## GIVEN INSTRUCTION
List all lines in the material below that contain "tersibuk".
....
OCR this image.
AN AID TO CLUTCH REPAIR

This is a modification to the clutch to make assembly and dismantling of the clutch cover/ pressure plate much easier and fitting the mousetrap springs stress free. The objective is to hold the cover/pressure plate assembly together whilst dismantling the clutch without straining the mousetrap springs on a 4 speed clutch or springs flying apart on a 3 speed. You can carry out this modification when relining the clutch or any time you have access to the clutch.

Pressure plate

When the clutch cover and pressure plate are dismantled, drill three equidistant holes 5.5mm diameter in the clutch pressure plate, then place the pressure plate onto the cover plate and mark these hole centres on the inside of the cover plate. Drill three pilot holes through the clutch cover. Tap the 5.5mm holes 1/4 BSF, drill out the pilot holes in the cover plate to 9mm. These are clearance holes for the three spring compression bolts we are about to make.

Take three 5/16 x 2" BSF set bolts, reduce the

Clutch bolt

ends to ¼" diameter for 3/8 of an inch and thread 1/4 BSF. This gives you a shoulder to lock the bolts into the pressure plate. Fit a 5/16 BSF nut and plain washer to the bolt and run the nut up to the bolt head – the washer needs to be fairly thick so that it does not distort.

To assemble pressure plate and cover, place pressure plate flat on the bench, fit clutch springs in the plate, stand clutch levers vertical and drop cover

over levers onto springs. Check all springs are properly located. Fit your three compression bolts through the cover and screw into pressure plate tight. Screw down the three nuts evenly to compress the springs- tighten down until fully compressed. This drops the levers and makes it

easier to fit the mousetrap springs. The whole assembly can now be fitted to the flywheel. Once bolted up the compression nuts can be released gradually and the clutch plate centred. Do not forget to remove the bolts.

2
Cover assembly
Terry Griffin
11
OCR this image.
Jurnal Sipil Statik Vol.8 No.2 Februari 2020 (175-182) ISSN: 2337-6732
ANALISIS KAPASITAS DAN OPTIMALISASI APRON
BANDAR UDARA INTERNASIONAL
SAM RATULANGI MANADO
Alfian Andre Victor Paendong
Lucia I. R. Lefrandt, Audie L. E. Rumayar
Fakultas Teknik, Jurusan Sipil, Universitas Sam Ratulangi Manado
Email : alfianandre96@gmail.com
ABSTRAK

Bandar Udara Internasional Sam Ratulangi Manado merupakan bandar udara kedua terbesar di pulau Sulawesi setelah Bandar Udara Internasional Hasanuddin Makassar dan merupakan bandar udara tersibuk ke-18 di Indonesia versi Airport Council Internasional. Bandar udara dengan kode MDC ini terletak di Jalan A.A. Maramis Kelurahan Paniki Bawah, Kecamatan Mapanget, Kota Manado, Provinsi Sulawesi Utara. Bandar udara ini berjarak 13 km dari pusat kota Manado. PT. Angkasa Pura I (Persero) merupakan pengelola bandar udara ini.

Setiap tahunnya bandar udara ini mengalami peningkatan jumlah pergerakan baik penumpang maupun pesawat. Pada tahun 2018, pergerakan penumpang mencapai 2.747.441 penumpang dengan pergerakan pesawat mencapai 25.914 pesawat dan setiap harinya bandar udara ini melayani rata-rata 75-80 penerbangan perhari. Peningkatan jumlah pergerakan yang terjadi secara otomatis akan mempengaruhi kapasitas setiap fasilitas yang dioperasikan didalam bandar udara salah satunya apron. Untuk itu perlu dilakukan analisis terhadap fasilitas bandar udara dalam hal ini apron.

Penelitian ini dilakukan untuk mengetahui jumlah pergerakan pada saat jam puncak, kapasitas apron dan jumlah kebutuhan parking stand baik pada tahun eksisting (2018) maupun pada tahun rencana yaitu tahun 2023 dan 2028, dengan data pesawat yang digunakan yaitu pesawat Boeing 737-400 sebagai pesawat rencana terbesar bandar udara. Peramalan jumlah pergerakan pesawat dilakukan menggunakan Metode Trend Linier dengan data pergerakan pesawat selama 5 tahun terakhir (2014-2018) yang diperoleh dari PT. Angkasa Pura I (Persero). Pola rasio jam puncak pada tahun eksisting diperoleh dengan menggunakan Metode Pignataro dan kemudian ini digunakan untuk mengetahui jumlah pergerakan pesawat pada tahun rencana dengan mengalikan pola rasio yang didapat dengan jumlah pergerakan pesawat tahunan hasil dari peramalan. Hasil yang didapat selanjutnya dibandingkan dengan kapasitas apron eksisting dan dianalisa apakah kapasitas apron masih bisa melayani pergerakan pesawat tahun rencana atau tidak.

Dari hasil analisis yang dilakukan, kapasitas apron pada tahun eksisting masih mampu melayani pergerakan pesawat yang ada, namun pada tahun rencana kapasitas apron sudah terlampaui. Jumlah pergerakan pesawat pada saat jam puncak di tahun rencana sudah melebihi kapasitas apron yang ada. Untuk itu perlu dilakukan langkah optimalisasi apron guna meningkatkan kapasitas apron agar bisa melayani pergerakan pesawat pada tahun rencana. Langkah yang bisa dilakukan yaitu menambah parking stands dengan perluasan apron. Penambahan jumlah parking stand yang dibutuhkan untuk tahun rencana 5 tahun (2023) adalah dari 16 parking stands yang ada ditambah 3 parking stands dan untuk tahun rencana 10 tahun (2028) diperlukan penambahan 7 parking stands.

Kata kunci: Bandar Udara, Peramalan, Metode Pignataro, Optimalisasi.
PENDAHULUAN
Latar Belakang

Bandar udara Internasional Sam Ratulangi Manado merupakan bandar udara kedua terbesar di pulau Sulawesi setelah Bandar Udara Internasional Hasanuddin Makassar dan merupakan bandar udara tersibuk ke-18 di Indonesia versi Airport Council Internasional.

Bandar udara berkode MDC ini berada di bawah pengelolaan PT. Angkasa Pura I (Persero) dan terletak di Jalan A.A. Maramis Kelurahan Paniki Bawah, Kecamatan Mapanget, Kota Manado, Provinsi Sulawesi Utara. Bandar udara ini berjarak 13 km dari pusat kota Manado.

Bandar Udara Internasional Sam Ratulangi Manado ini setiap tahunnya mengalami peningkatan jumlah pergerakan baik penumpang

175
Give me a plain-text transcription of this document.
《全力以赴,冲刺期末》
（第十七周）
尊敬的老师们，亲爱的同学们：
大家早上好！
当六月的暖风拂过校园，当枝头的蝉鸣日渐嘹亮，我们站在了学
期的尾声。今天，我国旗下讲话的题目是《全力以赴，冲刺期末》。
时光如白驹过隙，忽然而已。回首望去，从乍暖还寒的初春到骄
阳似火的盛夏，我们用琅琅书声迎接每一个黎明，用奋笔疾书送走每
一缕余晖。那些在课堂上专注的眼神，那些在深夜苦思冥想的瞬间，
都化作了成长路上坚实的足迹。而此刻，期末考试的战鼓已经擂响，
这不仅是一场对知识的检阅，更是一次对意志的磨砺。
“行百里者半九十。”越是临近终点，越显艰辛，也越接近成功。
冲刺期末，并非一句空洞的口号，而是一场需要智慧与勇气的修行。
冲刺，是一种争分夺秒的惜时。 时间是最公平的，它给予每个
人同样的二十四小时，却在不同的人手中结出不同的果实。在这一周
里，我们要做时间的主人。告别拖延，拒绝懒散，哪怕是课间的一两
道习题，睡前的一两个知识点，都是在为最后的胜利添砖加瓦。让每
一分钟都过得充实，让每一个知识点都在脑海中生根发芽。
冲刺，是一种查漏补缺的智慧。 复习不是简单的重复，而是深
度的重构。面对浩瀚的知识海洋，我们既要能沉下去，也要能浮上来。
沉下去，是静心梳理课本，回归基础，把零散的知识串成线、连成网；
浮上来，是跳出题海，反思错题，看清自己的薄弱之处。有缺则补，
....
## ANSWER IN FULL
Bandar Udara Internasional Sam Ratulangi Manado merupakan bandar udara kedua terbesar di pulau Sulawesi setelah Bandar Udara Internasional Hasanuddin Makassar dan merupakan bandar udara tersibuk ke-18 di Indonesia versi Airport Council Internasional. Bandar udara dengan kode MDC ini terletak di Jalan A.A. Maramis Kelurahan Paniki Bawah, Kecamatan Mapanget, Kota Manado, Provinsi Sulawesi Utara. Bandar udara ini berjarak 13 km dari pusat kota Manado. PT. Angkasa Pura I (Persero) merupakan pengelola bandar udara ini.
Bandar udara Internasional Sam Ratulangi Manado merupakan bandar udara kedua terbesar di pulau Sulawesi setelah Bandar Udara Internasional Hasanuddin Makassar dan merupakan bandar udara tersibuk ke-18 di Indonesia versi Airport Council Internasional.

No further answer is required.